What lines of the data include the string "studies"? Copy them all.

Data records:
————

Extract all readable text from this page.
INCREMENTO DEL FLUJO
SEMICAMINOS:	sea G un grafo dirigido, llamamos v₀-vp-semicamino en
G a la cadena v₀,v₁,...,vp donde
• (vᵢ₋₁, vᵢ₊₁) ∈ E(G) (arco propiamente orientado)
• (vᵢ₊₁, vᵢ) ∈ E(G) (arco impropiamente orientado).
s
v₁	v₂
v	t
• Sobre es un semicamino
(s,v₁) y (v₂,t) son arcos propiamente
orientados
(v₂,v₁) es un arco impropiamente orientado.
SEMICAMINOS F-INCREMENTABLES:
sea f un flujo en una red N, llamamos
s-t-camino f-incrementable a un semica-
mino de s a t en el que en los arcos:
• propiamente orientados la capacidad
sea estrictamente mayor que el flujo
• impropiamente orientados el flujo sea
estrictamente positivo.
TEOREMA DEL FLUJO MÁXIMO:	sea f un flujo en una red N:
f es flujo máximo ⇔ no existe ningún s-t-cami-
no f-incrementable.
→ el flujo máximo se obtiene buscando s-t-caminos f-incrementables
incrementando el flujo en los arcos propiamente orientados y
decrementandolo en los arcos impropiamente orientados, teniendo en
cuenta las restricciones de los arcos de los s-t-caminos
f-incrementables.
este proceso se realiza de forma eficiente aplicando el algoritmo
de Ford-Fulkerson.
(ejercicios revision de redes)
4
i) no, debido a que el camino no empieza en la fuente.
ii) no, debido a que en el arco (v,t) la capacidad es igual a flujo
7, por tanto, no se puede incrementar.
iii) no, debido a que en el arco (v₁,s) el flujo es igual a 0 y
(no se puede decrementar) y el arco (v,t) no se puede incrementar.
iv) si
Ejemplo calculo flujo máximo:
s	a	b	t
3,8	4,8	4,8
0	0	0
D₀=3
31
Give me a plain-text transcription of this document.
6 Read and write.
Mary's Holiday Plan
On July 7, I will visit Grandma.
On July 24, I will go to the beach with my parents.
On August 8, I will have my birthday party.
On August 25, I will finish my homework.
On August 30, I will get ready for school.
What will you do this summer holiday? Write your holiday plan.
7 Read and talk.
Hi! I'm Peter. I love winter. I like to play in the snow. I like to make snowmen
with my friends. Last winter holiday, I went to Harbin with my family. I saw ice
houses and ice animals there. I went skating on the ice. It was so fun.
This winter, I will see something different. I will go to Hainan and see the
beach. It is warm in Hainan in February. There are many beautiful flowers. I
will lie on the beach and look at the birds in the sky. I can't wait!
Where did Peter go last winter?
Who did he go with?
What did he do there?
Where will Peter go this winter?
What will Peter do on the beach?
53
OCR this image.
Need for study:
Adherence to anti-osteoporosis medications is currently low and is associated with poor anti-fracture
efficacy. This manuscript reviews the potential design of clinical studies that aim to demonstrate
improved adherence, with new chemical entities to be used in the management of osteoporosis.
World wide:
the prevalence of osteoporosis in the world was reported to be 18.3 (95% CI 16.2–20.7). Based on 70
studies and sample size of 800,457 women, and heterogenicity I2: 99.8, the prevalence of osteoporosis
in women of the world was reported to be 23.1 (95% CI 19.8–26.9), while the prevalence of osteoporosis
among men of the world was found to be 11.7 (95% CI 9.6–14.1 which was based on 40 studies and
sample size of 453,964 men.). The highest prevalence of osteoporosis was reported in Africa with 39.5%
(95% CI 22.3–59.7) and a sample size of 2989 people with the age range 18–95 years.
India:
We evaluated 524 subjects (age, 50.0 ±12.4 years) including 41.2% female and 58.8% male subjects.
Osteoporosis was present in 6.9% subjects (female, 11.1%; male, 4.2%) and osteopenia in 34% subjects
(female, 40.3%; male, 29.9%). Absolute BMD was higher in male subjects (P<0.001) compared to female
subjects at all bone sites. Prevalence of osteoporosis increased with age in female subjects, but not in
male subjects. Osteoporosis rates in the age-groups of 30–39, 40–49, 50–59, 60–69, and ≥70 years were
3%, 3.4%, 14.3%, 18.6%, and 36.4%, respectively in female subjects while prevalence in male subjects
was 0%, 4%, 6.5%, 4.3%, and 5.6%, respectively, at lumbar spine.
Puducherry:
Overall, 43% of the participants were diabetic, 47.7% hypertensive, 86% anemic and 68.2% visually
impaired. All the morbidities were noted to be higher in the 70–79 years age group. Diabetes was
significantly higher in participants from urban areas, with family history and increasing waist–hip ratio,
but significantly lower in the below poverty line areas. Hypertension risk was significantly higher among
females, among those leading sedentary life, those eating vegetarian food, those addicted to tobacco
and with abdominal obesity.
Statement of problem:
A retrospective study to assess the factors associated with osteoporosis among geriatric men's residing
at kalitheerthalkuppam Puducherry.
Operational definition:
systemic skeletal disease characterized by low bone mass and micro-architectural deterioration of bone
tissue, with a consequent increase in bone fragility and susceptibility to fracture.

————

Output of the exercise:
efficacy. This manuscript reviews the potential design of clinical studies that aim to demonstrate
studies and sample size of 800,457 women, and heterogenicity I2: 99.8, the prevalence of osteoporosis
among men of the world was found to be 11.7 (95% CI 9.6–14.1 which was based on 40 studies and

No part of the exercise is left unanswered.